§ **WRITTEN PROBLEM**
Copy the data precisely, keeping every character.

§ **DATASET CONTENT**

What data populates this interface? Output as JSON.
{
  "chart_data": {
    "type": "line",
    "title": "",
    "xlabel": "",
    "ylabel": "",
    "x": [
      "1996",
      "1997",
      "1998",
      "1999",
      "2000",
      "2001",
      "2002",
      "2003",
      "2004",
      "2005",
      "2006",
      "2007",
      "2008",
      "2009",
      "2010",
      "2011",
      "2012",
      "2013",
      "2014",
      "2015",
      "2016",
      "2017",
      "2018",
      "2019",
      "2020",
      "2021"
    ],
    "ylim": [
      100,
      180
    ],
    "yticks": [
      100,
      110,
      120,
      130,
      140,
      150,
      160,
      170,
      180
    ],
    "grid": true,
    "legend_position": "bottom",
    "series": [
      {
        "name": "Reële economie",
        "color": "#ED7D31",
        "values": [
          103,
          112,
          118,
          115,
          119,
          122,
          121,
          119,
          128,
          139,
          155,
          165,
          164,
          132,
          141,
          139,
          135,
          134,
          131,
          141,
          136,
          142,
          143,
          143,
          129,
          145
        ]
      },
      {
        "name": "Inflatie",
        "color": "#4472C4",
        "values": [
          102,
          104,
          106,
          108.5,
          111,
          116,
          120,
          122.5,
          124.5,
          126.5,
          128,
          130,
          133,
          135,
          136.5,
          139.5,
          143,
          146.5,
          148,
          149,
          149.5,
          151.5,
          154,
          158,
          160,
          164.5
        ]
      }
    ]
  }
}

§ **SOLUTION FOR THIS EXERCISE**
What data populates this interface? Output as JSON.
{
  "chart_data": {
    "type": "line",
    "title": "",
    "xlabel": "",
    "ylabel": "",
    "x": [
      "1996",
      "1997",
      "1998",
      "1999",
      "2000",
      "2001",
      "2002",
      "2003",
      "2004",
      "2005",
      "2006",
      "2007",
      "2008",
      "2009",
      "2010",
      "2011",
      "2012",
      "2013",
      "2014",
      "2015",
      "2016",
      "2017",
      "2018",
      "2019",
      "2020",
      "2021"
    ],
    "ylim": [
      100,
      180
    ],
    "yticks": [
      100,
      110,
      120,
      130,
      140,
      150,
      160,
      170,
      180
    ],
    "grid": true,
    "legend_position": "bottom",
    "series": [
      {
        "name": "Reële economie",
        "color": "#ED7D31",
        "values": [
          103,
          112,
          118,
          115,
          119,
          122,
          121,
          119,
          128,
          139,
          155,
          165,
          164,
          132,
          141,
          139,
          135,
          134,
          131,
          141,
          136,
          142,
          143,
          143,
          129,
          145
        ]
      },
      {
        "name": "Inflatie",
        "color": "#4472C4",
        "values": [
          102,
          104,
          106,
          108.5,
          111,
          116,
          120,
          122.5,
          124.5,
          126.5,
          128,
          130,
          133,
          135,
          136.5,
          139.5,
          143,
          146.5,
          148,
          149,
          149.5,
          151.5,
          154,
          158,
          160,
          164.5
        ]
      }
    ]
  }
}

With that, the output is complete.